= Data for this task =

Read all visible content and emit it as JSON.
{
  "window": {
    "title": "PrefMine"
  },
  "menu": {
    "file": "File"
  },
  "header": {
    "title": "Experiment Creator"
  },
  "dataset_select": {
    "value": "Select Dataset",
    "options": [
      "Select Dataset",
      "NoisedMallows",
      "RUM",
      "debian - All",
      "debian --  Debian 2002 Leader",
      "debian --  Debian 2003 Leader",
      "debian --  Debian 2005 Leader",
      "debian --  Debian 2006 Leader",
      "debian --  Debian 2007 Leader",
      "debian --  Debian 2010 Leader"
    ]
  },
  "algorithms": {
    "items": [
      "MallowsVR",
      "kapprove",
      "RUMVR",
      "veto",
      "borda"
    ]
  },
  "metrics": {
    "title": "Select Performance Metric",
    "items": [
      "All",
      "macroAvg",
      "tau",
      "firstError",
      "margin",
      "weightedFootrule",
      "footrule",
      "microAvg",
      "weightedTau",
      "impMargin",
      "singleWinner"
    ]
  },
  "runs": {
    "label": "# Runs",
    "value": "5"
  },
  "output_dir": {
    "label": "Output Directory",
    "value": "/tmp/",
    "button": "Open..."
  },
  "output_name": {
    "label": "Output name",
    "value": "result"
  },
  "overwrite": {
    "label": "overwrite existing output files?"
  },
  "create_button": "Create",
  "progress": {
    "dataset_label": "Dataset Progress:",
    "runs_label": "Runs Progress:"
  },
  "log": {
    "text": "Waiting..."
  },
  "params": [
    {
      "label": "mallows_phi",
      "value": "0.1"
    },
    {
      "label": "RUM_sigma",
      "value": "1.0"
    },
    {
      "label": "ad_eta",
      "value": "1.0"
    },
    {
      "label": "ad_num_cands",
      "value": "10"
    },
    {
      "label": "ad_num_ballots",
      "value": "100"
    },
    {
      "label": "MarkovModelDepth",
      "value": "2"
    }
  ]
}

= What to work on =
Transcribe all entries exactly as they are given.

= Written response =
Read all visible content and emit it as JSON.
{
  "window": {
    "title": "PrefMine"
  },
  "menu": {
    "file": "File"
  },
  "header": {
    "title": "Experiment Creator"
  },
  "dataset_select": {
    "value": "Select Dataset",
    "options": [
      "Select Dataset",
      "NoisedMallows",
      "RUM",
      "debian - All",
      "debian --  Debian 2002 Leader",
      "debian --  Debian 2003 Leader",
      "debian --  Debian 2005 Leader",
      "debian --  Debian 2006 Leader",
      "debian --  Debian 2007 Leader",
      "debian --  Debian 2010 Leader"
    ]
  },
  "algorithms": {
    "items": [
      "MallowsVR",
      "kapprove",
      "RUMVR",
      "veto",
      "borda"
    ]
  },
  "metrics": {
    "title": "Select Performance Metric",
    "items": [
      "All",
      "macroAvg",
      "tau",
      "firstError",
      "margin",
      "weightedFootrule",
      "footrule",
      "microAvg",
      "weightedTau",
      "impMargin",
      "singleWinner"
    ]
  },
  "runs": {
    "label": "# Runs",
    "value": "5"
  },
  "output_dir": {
    "label": "Output Directory",
    "value": "/tmp/",
    "button": "Open..."
  },
  "output_name": {
    "label": "Output name",
    "value": "result"
  },
  "overwrite": {
    "label": "overwrite existing output files?"
  },
  "create_button": "Create",
  "progress": {
    "dataset_label": "Dataset Progress:",
    "runs_label": "Runs Progress:"
  },
  "log": {
    "text": "Waiting..."
  },
  "params": [
    {
      "label": "mallows_phi",
      "value": "0.1"
    },
    {
      "label": "RUM_sigma",
      "value": "1.0"
    },
    {
      "label": "ad_eta",
      "value": "1.0"
    },
    {
      "label": "ad_num_cands",
      "value": "10"
    },
    {
      "label": "ad_num_ballots",
      "value": "100"
    },
    {
      "label": "MarkovModelDepth",
      "value": "2"
    }
  ]
}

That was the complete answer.